--- Data for this task ---
— START —

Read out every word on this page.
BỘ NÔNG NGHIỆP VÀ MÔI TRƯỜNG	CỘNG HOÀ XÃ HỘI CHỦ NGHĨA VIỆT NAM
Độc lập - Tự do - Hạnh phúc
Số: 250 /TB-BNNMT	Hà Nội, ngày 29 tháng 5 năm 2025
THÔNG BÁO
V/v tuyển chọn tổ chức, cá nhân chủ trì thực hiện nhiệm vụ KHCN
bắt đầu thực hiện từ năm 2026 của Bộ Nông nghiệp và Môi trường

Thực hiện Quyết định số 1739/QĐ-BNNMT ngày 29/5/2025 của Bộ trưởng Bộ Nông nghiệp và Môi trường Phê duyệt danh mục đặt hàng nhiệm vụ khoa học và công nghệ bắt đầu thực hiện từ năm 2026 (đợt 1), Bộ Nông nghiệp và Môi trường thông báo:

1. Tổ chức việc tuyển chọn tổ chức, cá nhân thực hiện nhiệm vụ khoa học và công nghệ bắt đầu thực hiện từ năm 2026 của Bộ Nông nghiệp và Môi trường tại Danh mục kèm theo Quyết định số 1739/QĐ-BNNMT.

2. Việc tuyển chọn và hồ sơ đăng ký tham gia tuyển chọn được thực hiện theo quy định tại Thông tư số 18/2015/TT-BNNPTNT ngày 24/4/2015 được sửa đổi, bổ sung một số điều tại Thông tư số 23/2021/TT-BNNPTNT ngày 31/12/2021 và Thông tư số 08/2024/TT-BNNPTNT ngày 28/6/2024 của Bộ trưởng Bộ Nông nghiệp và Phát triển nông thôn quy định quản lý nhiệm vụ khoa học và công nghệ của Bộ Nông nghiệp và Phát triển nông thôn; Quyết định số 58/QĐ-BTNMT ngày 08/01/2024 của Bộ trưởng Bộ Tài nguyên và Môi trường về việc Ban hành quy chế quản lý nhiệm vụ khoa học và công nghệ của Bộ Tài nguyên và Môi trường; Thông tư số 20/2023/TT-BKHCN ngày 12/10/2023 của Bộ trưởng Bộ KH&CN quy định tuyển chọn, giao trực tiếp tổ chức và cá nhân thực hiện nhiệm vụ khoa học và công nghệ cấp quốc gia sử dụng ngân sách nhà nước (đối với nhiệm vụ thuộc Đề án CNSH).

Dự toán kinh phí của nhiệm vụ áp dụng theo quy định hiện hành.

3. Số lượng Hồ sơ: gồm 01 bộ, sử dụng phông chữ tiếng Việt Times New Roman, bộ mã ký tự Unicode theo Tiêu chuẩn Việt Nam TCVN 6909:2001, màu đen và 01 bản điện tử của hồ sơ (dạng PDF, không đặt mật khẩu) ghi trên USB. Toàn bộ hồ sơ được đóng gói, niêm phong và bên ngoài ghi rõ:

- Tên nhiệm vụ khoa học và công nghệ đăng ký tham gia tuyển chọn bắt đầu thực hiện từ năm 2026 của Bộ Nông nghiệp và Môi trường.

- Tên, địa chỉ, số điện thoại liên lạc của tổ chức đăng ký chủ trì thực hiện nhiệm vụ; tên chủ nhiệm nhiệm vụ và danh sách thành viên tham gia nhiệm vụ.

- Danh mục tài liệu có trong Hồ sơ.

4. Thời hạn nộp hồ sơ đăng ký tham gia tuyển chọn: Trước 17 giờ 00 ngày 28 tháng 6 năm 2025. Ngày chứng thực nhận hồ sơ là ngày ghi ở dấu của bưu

— END —

--- Instructions to follow ---
Write out every record verbatim.

--- Reply to the exercise ---
Read out every word on this page.
BỘ NÔNG NGHIỆP VÀ MÔI TRƯỜNG	CỘNG HOÀ XÃ HỘI CHỦ NGHĨA VIỆT NAM
Độc lập - Tự do - Hạnh phúc
Số: 250 /TB-BNNMT	Hà Nội, ngày 29 tháng 5 năm 2025
THÔNG BÁO
V/v tuyển chọn tổ chức, cá nhân chủ trì thực hiện nhiệm vụ KHCN
bắt đầu thực hiện từ năm 2026 của Bộ Nông nghiệp và Môi trường

Thực hiện Quyết định số 1739/QĐ-BNNMT ngày 29/5/2025 của Bộ trưởng Bộ Nông nghiệp và Môi trường Phê duyệt danh mục đặt hàng nhiệm vụ khoa học và công nghệ bắt đầu thực hiện từ năm 2026 (đợt 1), Bộ Nông nghiệp và Môi trường thông báo:

1. Tổ chức việc tuyển chọn tổ chức, cá nhân thực hiện nhiệm vụ khoa học và công nghệ bắt đầu thực hiện từ năm 2026 của Bộ Nông nghiệp và Môi trường tại Danh mục kèm theo Quyết định số 1739/QĐ-BNNMT.

2. Việc tuyển chọn và hồ sơ đăng ký tham gia tuyển chọn được thực hiện theo quy định tại Thông tư số 18/2015/TT-BNNPTNT ngày 24/4/2015 được sửa đổi, bổ sung một số điều tại Thông tư số 23/2021/TT-BNNPTNT ngày 31/12/2021 và Thông tư số 08/2024/TT-BNNPTNT ngày 28/6/2024 của Bộ trưởng Bộ Nông nghiệp và Phát triển nông thôn quy định quản lý nhiệm vụ khoa học và công nghệ của Bộ Nông nghiệp và Phát triển nông thôn; Quyết định số 58/QĐ-BTNMT ngày 08/01/2024 của Bộ trưởng Bộ Tài nguyên và Môi trường về việc Ban hành quy chế quản lý nhiệm vụ khoa học và công nghệ của Bộ Tài nguyên và Môi trường; Thông tư số 20/2023/TT-BKHCN ngày 12/10/2023 của Bộ trưởng Bộ KH&CN quy định tuyển chọn, giao trực tiếp tổ chức và cá nhân thực hiện nhiệm vụ khoa học và công nghệ cấp quốc gia sử dụng ngân sách nhà nước (đối với nhiệm vụ thuộc Đề án CNSH).

Dự toán kinh phí của nhiệm vụ áp dụng theo quy định hiện hành.

3. Số lượng Hồ sơ: gồm 01 bộ, sử dụng phông chữ tiếng Việt Times New Roman, bộ mã ký tự Unicode theo Tiêu chuẩn Việt Nam TCVN 6909:2001, màu đen và 01 bản điện tử của hồ sơ (dạng PDF, không đặt mật khẩu) ghi trên USB. Toàn bộ hồ sơ được đóng gói, niêm phong và bên ngoài ghi rõ:

- Tên nhiệm vụ khoa học và công nghệ đăng ký tham gia tuyển chọn bắt đầu thực hiện từ năm 2026 của Bộ Nông nghiệp và Môi trường.

- Tên, địa chỉ, số điện thoại liên lạc của tổ chức đăng ký chủ trì thực hiện nhiệm vụ; tên chủ nhiệm nhiệm vụ và danh sách thành viên tham gia nhiệm vụ.

- Danh mục tài liệu có trong Hồ sơ.

4. Thời hạn nộp hồ sơ đăng ký tham gia tuyển chọn: Trước 17 giờ 00 ngày 28 tháng 6 năm 2025. Ngày chứng thực nhận hồ sơ là ngày ghi ở dấu của bưu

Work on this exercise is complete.